-- START OF Provided data --
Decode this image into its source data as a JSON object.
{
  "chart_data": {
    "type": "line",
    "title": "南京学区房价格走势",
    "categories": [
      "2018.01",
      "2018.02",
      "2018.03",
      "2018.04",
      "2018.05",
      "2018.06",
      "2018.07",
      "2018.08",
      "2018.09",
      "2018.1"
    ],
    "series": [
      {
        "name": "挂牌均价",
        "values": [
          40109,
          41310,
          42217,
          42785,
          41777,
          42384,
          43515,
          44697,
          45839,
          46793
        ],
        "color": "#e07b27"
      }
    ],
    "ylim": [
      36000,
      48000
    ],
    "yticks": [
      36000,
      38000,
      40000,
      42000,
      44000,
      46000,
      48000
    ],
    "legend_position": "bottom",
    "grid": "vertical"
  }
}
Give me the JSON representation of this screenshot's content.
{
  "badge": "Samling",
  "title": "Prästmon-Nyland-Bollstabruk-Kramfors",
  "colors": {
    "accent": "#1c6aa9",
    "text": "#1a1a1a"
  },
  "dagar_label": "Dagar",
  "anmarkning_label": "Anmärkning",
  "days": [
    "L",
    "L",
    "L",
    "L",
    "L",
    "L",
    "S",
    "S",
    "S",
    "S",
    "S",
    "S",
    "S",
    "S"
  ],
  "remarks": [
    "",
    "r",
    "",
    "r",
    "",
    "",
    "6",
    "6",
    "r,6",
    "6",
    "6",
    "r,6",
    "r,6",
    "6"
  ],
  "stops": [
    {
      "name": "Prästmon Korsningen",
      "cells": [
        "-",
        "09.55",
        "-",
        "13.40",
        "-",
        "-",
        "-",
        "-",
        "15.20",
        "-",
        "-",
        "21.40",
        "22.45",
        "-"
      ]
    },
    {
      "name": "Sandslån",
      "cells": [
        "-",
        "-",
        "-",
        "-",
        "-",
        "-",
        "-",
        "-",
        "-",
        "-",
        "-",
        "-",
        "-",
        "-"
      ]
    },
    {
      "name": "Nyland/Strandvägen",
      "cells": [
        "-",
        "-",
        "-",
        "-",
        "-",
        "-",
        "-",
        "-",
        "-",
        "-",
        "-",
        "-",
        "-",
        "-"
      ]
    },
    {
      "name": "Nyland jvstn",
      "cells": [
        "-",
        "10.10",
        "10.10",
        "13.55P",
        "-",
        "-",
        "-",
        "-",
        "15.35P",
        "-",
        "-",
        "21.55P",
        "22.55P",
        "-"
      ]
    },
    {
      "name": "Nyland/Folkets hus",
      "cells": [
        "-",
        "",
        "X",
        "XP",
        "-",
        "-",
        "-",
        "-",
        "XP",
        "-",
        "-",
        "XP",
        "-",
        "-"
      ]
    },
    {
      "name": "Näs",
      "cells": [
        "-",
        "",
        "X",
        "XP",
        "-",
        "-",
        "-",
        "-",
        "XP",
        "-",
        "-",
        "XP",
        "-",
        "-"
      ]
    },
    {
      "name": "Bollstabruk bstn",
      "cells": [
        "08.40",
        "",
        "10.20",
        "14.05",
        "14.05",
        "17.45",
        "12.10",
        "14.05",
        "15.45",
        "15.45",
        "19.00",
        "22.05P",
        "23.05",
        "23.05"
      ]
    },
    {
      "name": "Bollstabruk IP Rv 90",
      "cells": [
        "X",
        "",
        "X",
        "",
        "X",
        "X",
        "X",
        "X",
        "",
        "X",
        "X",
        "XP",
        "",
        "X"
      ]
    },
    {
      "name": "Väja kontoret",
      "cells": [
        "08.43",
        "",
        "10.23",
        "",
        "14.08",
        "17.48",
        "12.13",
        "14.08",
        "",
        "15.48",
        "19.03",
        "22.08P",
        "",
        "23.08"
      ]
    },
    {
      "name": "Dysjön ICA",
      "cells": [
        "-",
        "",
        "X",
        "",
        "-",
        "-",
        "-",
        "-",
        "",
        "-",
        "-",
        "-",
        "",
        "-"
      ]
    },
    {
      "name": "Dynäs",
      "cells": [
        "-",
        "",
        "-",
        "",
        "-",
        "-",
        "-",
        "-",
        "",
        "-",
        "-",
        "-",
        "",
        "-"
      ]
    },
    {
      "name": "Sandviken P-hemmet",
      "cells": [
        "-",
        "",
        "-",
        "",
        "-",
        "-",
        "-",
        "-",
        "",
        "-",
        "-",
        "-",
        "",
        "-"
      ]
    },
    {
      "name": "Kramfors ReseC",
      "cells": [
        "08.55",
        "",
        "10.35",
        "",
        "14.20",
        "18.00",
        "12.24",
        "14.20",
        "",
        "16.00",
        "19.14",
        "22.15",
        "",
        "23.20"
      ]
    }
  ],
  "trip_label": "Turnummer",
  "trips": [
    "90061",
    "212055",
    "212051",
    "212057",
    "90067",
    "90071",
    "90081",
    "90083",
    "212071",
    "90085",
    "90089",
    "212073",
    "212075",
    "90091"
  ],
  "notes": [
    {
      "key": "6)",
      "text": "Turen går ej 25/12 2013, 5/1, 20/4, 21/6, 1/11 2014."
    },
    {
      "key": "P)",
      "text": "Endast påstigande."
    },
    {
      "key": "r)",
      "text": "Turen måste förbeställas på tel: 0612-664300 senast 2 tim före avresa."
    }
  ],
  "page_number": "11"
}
-- END OF Provided data --
### Problem requirements
Set down every line of the listing above again, exactly as given.

### Reply
Decode this image into its source data as a JSON object.
{
  "chart_data": {
    "type": "line",
    "title": "南京学区房价格走势",
    "categories": [
      "2018.01",
      "2018.02",
      "2018.03",
      "2018.04",
      "2018.05",
      "2018.06",
      "2018.07",
      "2018.08",
      "2018.09",
      "2018.1"
    ],
    "series": [
      {
        "name": "挂牌均价",
        "values": [
          40109,
          41310,
          42217,
          42785,
          41777,
          42384,
          43515,
          44697,
          45839,
          46793
        ],
        "color": "#e07b27"
      }
    ],
    "ylim": [
      36000,
      48000
    ],
    "yticks": [
      36000,
      38000,
      40000,
      42000,
      44000,
      46000,
      48000
    ],
    "legend_position": "bottom",
    "grid": "vertical"
  }
}
Give me the JSON representation of this screenshot's content.
{
  "badge": "Samling",
  "title": "Prästmon-Nyland-Bollstabruk-Kramfors",
  "colors": {
    "accent": "#1c6aa9",
    "text": "#1a1a1a"
  },
  "dagar_label": "Dagar",
  "anmarkning_label": "Anmärkning",
  "days": [
    "L",
    "L",
    "L",
    "L",
    "L",
    "L",
    "S",
    "S",
    "S",
    "S",
    "S",
    "S",
    "S",
    "S"
  ],
  "remarks": [
    "",
    "r",
    "",
    "r",
    "",
    "",
    "6",
    "6",
    "r,6",
    "6",
    "6",
    "r,6",
    "r,6",
    "6"
  ],
  "stops": [
    {
      "name": "Prästmon Korsningen",
      "cells": [
        "-",
        "09.55",
        "-",
        "13.40",
        "-",
        "-",
        "-",
        "-",
        "15.20",
        "-",
        "-",
        "21.40",
        "22.45",
        "-"
      ]
    },
    {
      "name": "Sandslån",
      "cells": [
        "-",
        "-",
        "-",
        "-",
        "-",
        "-",
        "-",
        "-",
        "-",
        "-",
        "-",
        "-",
        "-",
        "-"
      ]
    },
    {
      "name": "Nyland/Strandvägen",
      "cells": [
        "-",
        "-",
        "-",
        "-",
        "-",
        "-",
        "-",
        "-",
        "-",
        "-",
        "-",
        "-",
        "-",
        "-"
      ]
    },
    {
      "name": "Nyland jvstn",
      "cells": [
        "-",
        "10.10",
        "10.10",
        "13.55P",
        "-",
        "-",
        "-",
        "-",
        "15.35P",
        "-",
        "-",
        "21.55P",
        "22.55P",
        "-"
      ]
    },
    {
      "name": "Nyland/Folkets hus",
      "cells": [
        "-",
        "",
        "X",
        "XP",
        "-",
        "-",
        "-",
        "-",
        "XP",
        "-",
        "-",
        "XP",
        "-",
        "-"
      ]
    },
    {
      "name": "Näs",
      "cells": [
        "-",
        "",
        "X",
        "XP",
        "-",
        "-",
        "-",
        "-",
        "XP",
        "-",
        "-",
        "XP",
        "-",
        "-"
      ]
    },
    {
      "name": "Bollstabruk bstn",
      "cells": [
        "08.40",
        "",
        "10.20",
        "14.05",
        "14.05",
        "17.45",
        "12.10",
        "14.05",
        "15.45",
        "15.45",
        "19.00",
        "22.05P",
        "23.05",
        "23.05"
      ]
    },
    {
      "name": "Bollstabruk IP Rv 90",
      "cells": [
        "X",
        "",
        "X",
        "",
        "X",
        "X",
        "X",
        "X",
        "",
        "X",
        "X",
        "XP",
        "",
        "X"
      ]
    },
    {
      "name": "Väja kontoret",
      "cells": [
        "08.43",
        "",
        "10.23",
        "",
        "14.08",
        "17.48",
        "12.13",
        "14.08",
        "",
        "15.48",
        "19.03",
        "22.08P",
        "",
        "23.08"
      ]
    },
    {
      "name": "Dysjön ICA",
      "cells": [
        "-",
        "",
        "X",
        "",
        "-",
        "-",
        "-",
        "-",
        "",
        "-",
        "-",
        "-",
        "",
        "-"
      ]
    },
    {
      "name": "Dynäs",
      "cells": [
        "-",
        "",
        "-",
        "",
        "-",
        "-",
        "-",
        "-",
        "",
        "-",
        "-",
        "-",
        "",
        "-"
      ]
    },
    {
      "name": "Sandviken P-hemmet",
      "cells": [
        "-",
        "",
        "-",
        "",
        "-",
        "-",
        "-",
        "-",
        "",
        "-",
        "-",
        "-",
        "",
        "-"
      ]
    },
    {
      "name": "Kramfors ReseC",
      "cells": [
        "08.55",
        "",
        "10.35",
        "",
        "14.20",
        "18.00",
        "12.24",
        "14.20",
        "",
        "16.00",
        "19.14",
        "22.15",
        "",
        "23.20"
      ]
    }
  ],
  "trip_label": "Turnummer",
  "trips": [
    "90061",
    "212055",
    "212051",
    "212057",
    "90067",
    "90071",
    "90081",
    "90083",
    "212071",
    "90085",
    "90089",
    "212073",
    "212075",
    "90091"
  ],
  "notes": [
    {
      "key": "6)",
      "text": "Turen går ej 25/12 2013, 5/1, 20/4, 21/6, 1/11 2014."
    },
    {
      "key": "P)",
      "text": "Endast påstigande."
    },
    {
      "key": "r)",
      "text": "Turen måste förbeställas på tel: 0612-664300 senast 2 tim före avresa."
    }
  ],
  "page_number": "11"
}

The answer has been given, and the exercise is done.